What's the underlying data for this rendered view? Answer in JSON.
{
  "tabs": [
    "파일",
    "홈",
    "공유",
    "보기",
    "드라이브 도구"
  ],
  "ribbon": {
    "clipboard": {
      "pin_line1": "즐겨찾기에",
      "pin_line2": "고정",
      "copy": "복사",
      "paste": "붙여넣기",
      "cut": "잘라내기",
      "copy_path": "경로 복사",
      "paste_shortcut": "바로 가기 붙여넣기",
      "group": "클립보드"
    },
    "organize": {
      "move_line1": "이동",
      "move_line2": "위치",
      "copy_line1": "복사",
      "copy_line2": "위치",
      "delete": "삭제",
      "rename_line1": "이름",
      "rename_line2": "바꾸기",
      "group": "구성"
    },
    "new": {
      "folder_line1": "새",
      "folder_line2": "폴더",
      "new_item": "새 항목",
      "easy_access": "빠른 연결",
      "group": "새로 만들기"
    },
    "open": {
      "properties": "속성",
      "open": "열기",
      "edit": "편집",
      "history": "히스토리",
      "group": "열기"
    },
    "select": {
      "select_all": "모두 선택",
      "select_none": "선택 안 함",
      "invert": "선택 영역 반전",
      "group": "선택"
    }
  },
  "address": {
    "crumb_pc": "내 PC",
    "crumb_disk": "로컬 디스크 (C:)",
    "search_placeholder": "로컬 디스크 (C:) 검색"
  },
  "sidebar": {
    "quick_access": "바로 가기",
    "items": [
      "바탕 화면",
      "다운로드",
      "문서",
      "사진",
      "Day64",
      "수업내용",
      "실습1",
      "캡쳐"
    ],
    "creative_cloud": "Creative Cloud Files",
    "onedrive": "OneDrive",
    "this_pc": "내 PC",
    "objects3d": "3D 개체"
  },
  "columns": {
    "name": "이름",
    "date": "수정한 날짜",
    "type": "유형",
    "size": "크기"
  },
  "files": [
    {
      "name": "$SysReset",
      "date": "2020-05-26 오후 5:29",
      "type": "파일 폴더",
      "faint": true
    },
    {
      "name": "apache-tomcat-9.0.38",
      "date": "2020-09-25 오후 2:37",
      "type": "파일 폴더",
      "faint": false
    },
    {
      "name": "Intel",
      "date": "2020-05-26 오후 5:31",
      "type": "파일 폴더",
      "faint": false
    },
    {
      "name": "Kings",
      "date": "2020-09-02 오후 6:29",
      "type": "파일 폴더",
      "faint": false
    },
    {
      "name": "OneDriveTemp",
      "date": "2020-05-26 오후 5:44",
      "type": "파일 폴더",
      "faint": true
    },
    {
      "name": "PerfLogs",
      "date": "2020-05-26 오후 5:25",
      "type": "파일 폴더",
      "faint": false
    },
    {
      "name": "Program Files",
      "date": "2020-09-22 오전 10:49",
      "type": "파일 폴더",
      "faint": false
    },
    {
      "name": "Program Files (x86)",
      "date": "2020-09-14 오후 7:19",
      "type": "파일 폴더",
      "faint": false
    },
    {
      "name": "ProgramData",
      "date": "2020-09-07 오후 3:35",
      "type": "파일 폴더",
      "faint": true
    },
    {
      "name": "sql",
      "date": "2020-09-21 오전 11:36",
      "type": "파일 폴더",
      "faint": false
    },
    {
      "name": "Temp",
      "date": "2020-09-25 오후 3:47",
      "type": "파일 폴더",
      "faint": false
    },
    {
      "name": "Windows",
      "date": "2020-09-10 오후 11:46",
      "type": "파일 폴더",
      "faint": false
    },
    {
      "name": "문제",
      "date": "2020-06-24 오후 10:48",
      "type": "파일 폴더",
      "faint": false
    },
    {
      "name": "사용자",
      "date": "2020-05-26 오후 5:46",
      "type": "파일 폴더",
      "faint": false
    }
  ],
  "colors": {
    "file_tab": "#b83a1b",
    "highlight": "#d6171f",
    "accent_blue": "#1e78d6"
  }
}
= = = = = = =
- **INSTRUCTION**
Write the entire listing out again, word for word.

- **ANSWER TO THIS TASK**
What's the underlying data for this rendered view? Answer in JSON.
{
  "tabs": [
    "파일",
    "홈",
    "공유",
    "보기",
    "드라이브 도구"
  ],
  "ribbon": {
    "clipboard": {
      "pin_line1": "즐겨찾기에",
      "pin_line2": "고정",
      "copy": "복사",
      "paste": "붙여넣기",
      "cut": "잘라내기",
      "copy_path": "경로 복사",
      "paste_shortcut": "바로 가기 붙여넣기",
      "group": "클립보드"
    },
    "organize": {
      "move_line1": "이동",
      "move_line2": "위치",
      "copy_line1": "복사",
      "copy_line2": "위치",
      "delete": "삭제",
      "rename_line1": "이름",
      "rename_line2": "바꾸기",
      "group": "구성"
    },
    "new": {
      "folder_line1": "새",
      "folder_line2": "폴더",
      "new_item": "새 항목",
      "easy_access": "빠른 연결",
      "group": "새로 만들기"
    },
    "open": {
      "properties": "속성",
      "open": "열기",
      "edit": "편집",
      "history": "히스토리",
      "group": "열기"
    },
    "select": {
      "select_all": "모두 선택",
      "select_none": "선택 안 함",
      "invert": "선택 영역 반전",
      "group": "선택"
    }
  },
  "address": {
    "crumb_pc": "내 PC",
    "crumb_disk": "로컬 디스크 (C:)",
    "search_placeholder": "로컬 디스크 (C:) 검색"
  },
  "sidebar": {
    "quick_access": "바로 가기",
    "items": [
      "바탕 화면",
      "다운로드",
      "문서",
      "사진",
      "Day64",
      "수업내용",
      "실습1",
      "캡쳐"
    ],
    "creative_cloud": "Creative Cloud Files",
    "onedrive": "OneDrive",
    "this_pc": "내 PC",
    "objects3d": "3D 개체"
  },
  "columns": {
    "name": "이름",
    "date": "수정한 날짜",
    "type": "유형",
    "size": "크기"
  },
  "files": [
    {
      "name": "$SysReset",
      "date": "2020-05-26 오후 5:29",
      "type": "파일 폴더",
      "faint": true
    },
    {
      "name": "apache-tomcat-9.0.38",
      "date": "2020-09-25 오후 2:37",
      "type": "파일 폴더",
      "faint": false
    },
    {
      "name": "Intel",
      "date": "2020-05-26 오후 5:31",
      "type": "파일 폴더",
      "faint": false
    },
    {
      "name": "Kings",
      "date": "2020-09-02 오후 6:29",
      "type": "파일 폴더",
      "faint": false
    },
    {
      "name": "OneDriveTemp",
      "date": "2020-05-26 오후 5:44",
      "type": "파일 폴더",
      "faint": true
    },
    {
      "name": "PerfLogs",
      "date": "2020-05-26 오후 5:25",
      "type": "파일 폴더",
      "faint": false
    },
    {
      "name": "Program Files",
      "date": "2020-09-22 오전 10:49",
      "type": "파일 폴더",
      "faint": false
    },
    {
      "name": "Program Files (x86)",
      "date": "2020-09-14 오후 7:19",
      "type": "파일 폴더",
      "faint": false
    },
    {
      "name": "ProgramData",
      "date": "2020-09-07 오후 3:35",
      "type": "파일 폴더",
      "faint": true
    },
    {
      "name": "sql",
      "date": "2020-09-21 오전 11:36",
      "type": "파일 폴더",
      "faint": false
    },
    {
      "name": "Temp",
      "date": "2020-09-25 오후 3:47",
      "type": "파일 폴더",
      "faint": false
    },
    {
      "name": "Windows",
      "date": "2020-09-10 오후 11:46",
      "type": "파일 폴더",
      "faint": false
    },
    {
      "name": "문제",
      "date": "2020-06-24 오후 10:48",
      "type": "파일 폴더",
      "faint": false
    },
    {
      "name": "사용자",
      "date": "2020-05-26 오후 5:46",
      "type": "파일 폴더",
      "faint": false
    }
  ],
  "colors": {
    "file_tab": "#b83a1b",
    "highlight": "#d6171f",
    "accent_blue": "#1e78d6"
  }
}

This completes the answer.